> Data excerpts
= = =

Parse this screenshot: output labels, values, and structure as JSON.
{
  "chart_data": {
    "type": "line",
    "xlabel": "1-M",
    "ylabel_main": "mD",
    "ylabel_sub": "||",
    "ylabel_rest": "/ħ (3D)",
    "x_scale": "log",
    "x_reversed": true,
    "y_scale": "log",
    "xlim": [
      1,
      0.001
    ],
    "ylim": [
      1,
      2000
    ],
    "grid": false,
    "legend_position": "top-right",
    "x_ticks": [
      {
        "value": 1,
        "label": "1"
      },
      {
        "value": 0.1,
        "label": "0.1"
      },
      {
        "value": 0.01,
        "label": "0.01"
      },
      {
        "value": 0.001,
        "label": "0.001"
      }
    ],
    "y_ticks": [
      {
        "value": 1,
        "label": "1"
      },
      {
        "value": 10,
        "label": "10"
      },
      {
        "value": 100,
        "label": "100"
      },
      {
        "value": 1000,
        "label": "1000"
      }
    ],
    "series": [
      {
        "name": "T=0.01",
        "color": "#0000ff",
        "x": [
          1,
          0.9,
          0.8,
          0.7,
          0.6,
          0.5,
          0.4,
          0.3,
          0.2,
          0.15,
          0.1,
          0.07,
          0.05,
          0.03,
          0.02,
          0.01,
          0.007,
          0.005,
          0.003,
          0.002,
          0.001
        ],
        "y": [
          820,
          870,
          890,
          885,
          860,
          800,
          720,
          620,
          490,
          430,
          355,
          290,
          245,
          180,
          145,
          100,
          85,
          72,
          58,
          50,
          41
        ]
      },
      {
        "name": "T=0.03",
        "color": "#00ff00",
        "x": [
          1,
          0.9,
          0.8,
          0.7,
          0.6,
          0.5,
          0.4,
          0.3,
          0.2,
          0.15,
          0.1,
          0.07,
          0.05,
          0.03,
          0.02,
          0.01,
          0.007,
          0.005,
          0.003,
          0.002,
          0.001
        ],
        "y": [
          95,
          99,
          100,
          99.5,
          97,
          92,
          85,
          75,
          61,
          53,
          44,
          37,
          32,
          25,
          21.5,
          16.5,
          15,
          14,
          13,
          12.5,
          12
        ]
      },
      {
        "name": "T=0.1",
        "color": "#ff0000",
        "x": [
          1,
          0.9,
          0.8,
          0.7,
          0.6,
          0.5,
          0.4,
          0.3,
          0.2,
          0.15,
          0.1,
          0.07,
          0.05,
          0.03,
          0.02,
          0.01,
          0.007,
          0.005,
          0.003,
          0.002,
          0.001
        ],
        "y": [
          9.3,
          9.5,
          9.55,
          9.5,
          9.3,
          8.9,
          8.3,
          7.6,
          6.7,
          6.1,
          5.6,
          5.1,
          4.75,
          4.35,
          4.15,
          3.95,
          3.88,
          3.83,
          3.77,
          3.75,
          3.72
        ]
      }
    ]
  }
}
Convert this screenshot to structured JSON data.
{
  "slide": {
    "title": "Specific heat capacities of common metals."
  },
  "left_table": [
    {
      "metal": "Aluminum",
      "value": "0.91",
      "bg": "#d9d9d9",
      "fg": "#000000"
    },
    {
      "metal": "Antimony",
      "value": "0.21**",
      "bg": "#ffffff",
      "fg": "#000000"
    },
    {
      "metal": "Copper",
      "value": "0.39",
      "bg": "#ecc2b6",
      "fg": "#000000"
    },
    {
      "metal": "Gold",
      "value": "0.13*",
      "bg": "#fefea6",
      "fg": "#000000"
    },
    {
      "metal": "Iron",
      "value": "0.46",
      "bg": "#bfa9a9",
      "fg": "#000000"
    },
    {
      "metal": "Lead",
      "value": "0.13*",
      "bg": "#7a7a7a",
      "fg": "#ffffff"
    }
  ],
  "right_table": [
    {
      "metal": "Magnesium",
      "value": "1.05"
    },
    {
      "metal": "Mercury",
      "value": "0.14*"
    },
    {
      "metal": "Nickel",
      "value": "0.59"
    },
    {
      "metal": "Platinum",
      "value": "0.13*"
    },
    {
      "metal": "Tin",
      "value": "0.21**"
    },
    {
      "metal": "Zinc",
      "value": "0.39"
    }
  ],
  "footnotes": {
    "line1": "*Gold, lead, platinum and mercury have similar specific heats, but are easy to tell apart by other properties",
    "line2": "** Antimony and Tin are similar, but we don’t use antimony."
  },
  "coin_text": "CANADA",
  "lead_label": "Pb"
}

= = =

> Task instructions
Sift through the entries and copy every line with "this".

> The completed task
Parse this screenshot: output labels, values, and structure as JSON.
Convert this screenshot to structured JSON data.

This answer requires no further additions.